Texto de leitura:

Mas, nos últimos meses, diz o professor Ikenberry, são os próprios Estados Unidos que se tornaram a principal potência revisionista do mundo.
Segundo ele, o governo Trump está trabalhando para desmantelar “quase todos os elementos da ordem mundial liberal — comércio, alianças, migração, multilateralismo, solidariedade entre democracias, direitos humanos”.
“Meu governo está rompendo decisivamente com as falhas de política externa do governo anterior e, francamente, do passado”, já afirmou Trump.
Ao contrário de outras mudanças radicais introduzidas por sua equipe, a mudança será especialmente difícil para o Congresso e o judiciário bloquearem, já que a política externa está diretamente sob a autoridade do presidente.
Em janeiro, o secretário de Estado, Marco Rubio, atacou aqueles que pensam que a ordem mundial liberal poderia substituir uma política externa centrada em interesses nacionais.
“Isso não era apenas uma fantasia; era uma ilusão perigosa”, disse Rubio em um discurso ao Senado.
É precisamente destacando o interesse dos EUA que o governo Trump justificou a reaproximação com a Rússia.

[Registros de anotação de regiões]
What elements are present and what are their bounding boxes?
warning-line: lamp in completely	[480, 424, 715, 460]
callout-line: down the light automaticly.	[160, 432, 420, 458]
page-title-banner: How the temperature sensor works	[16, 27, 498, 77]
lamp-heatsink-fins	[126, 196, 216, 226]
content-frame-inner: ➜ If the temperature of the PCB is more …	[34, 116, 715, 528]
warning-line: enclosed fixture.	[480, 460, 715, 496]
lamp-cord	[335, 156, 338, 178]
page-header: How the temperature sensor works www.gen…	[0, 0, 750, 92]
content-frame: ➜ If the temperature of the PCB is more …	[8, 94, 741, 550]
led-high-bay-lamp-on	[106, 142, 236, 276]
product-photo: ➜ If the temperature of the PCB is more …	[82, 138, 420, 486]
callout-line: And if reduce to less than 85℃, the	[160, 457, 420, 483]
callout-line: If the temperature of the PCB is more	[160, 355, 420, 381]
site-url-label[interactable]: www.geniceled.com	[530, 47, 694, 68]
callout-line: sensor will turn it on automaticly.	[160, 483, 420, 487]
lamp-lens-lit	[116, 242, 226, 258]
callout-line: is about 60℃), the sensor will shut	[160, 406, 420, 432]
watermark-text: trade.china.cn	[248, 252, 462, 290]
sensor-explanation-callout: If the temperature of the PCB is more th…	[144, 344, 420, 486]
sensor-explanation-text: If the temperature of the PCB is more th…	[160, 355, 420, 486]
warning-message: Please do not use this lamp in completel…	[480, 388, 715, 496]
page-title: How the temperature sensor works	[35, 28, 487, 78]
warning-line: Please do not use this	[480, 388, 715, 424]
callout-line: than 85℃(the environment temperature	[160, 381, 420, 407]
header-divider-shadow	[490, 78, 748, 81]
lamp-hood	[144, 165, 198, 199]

Tarefas a realizar:
A. Indique se cada afirmação está de acordo com o texto de leitura, respondendo sim ou não e citando as palavras decisivas do texto: (i) Ikenberry afirma que os Estados Unidos se tornaram a principal potência revisionista do mundo; (ii) Rubio fez seu discurso na Câmara dos Deputados; (iii) o Congresso poderá bloquear a mudança com facilidade.
B. Por favor, reproduza o trecho do texto de leitura que vai de "Mas, nos últimos" até "autoridade do presidente.".
C. De acordo com o texto de leitura, o que o governo Trump destacou para justificar a reaproximação com a Rússia?

Respostas:
A.
(i) Sim: "são os próprios Estados Unidos que se tornaram a principal potência revisionista do mundo".
(ii) Não: "disse Rubio em um discurso ao Senado".
(iii) Não: "a mudança será especialmente difícil para o Congresso e o judiciário bloquearem".

B.
Mas, nos últimos meses, diz o professor Ikenberry, são os próprios Estados Unidos que se tornaram a principal potência revisionista do mundo.
Segundo ele, o governo Trump está trabalhando para desmantelar “quase todos os elementos da ordem mundial liberal — comércio, alianças, migração, multilateralismo, solidariedade entre democracias, direitos humanos”.
“Meu governo está rompendo decisivamente com as falhas de política externa do governo anterior e, francamente, do passado”, já afirmou Trump.
Ao contrário de outras mudanças radicais introduzidas por sua equipe, a mudança será especialmente difícil para o Congresso e o judiciário bloquearem, já que a política externa está diretamente sob a autoridade do presidente.

C. O interesse dos EUA.